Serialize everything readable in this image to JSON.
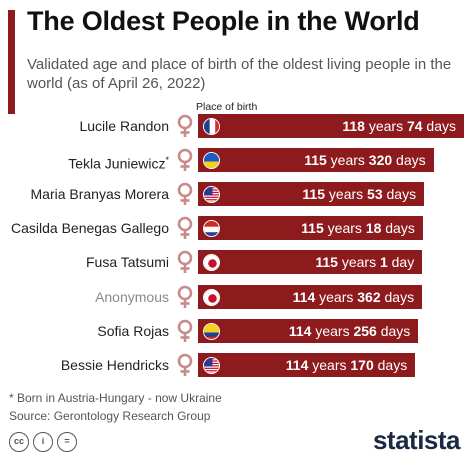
{
  "header": {
    "title": "The Oldest People in the World",
    "subtitle": "Validated age and place of birth of the oldest living people in the world (as of April 26, 2022)",
    "place_of_birth_label": "Place of birth"
  },
  "colors": {
    "accent": "#8d1a1d",
    "bar": "#8d1a1d",
    "venus": "#c98a8a"
  },
  "chart_data": {
    "type": "bar",
    "title": "The Oldest People in the World",
    "orientation": "horizontal",
    "categories": [
      "Lucile Randon",
      "Tekla Juniewicz",
      "Maria Branyas Morera",
      "Casilda Benegas Gallego",
      "Fusa Tatsumi",
      "Anonymous",
      "Sofia Rojas",
      "Bessie Hendricks"
    ],
    "rows": [
      {
        "name": "Lucile Randon",
        "years": 118,
        "days": 74,
        "flag": "france",
        "muted": false,
        "asterisk": false
      },
      {
        "name": "Tekla Juniewicz",
        "years": 115,
        "days": 320,
        "flag": "ukraine",
        "muted": false,
        "asterisk": true
      },
      {
        "name": "Maria Branyas Morera",
        "years": 115,
        "days": 53,
        "flag": "usa",
        "muted": false,
        "asterisk": false
      },
      {
        "name": "Casilda Benegas Gallego",
        "years": 115,
        "days": 18,
        "flag": "paraguay",
        "muted": false,
        "asterisk": false
      },
      {
        "name": "Fusa Tatsumi",
        "years": 115,
        "days": 1,
        "flag": "japan",
        "muted": false,
        "asterisk": false
      },
      {
        "name": "Anonymous",
        "years": 114,
        "days": 362,
        "flag": "japan",
        "muted": true,
        "asterisk": false
      },
      {
        "name": "Sofia Rojas",
        "years": 114,
        "days": 256,
        "flag": "colombia",
        "muted": false,
        "asterisk": false
      },
      {
        "name": "Bessie Hendricks",
        "years": 114,
        "days": 170,
        "flag": "usa",
        "muted": false,
        "asterisk": false
      }
    ],
    "years_unit": "years",
    "days_unit": "days",
    "day_unit_singular": "day",
    "asterisk_marker": "*"
  },
  "footer": {
    "note": "* Born in Austria-Hungary - now Ukraine",
    "source": "Source: Gerontology Research Group",
    "license_icons": [
      "cc-icon",
      "attribution-icon",
      "no-derivatives-icon"
    ],
    "license_glyphs": [
      "cc",
      "i",
      "="
    ],
    "brand": "statista"
  }
}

++++++

Reproduce all entries without any change, and omit the pictures.

Serialize everything readable in this image to JSON.
{
  "header": {
    "title": "The Oldest People in the World",
    "subtitle": "Validated age and place of birth of the oldest living people in the world (as of April 26, 2022)",
    "place_of_birth_label": "Place of birth"
  },
  "colors": {
    "accent": "#8d1a1d",
    "bar": "#8d1a1d",
    "venus": "#c98a8a"
  },
  "chart_data": {
    "type": "bar",
    "title": "The Oldest People in the World",
    "orientation": "horizontal",
    "categories": [
      "Lucile Randon",
      "Tekla Juniewicz",
      "Maria Branyas Morera",
      "Casilda Benegas Gallego",
      "Fusa Tatsumi",
      "Anonymous",
      "Sofia Rojas",
      "Bessie Hendricks"
    ],
    "rows": [
      {
        "name": "Lucile Randon",
        "years": 118,
        "days": 74,
        "flag": "france",
        "muted": false,
        "asterisk": false
      },
      {
        "name": "Tekla Juniewicz",
        "years": 115,
        "days": 320,
        "flag": "ukraine",
        "muted": false,
        "asterisk": true
      },
      {
        "name": "Maria Branyas Morera",
        "years": 115,
        "days": 53,
        "flag": "usa",
        "muted": false,
        "asterisk": false
      },
      {
        "name": "Casilda Benegas Gallego",
        "years": 115,
        "days": 18,
        "flag": "paraguay",
        "muted": false,
        "asterisk": false
      },
      {
        "name": "Fusa Tatsumi",
        "years": 115,
        "days": 1,
        "flag": "japan",
        "muted": false,
        "asterisk": false
      },
      {
        "name": "Anonymous",
        "years": 114,
        "days": 362,
        "flag": "japan",
        "muted": true,
        "asterisk": false
      },
      {
        "name": "Sofia Rojas",
        "years": 114,
        "days": 256,
        "flag": "colombia",
        "muted": false,
        "asterisk": false
      },
      {
        "name": "Bessie Hendricks",
        "years": 114,
        "days": 170,
        "flag": "usa",
        "muted": false,
        "asterisk": false
      }
    ],
    "years_unit": "years",
    "days_unit": "days",
    "day_unit_singular": "day",
    "asterisk_marker": "*"
  },
  "footer": {
    "note": "* Born in Austria-Hungary - now Ukraine",
    "source": "Source: Gerontology Research Group",
    "license_icons": [
      "cc-icon",
      "attribution-icon",
      "no-derivatives-icon"
    ],
    "license_glyphs": [
      "cc",
      "i",
      "="
    ],
    "brand": "statista"
  }
}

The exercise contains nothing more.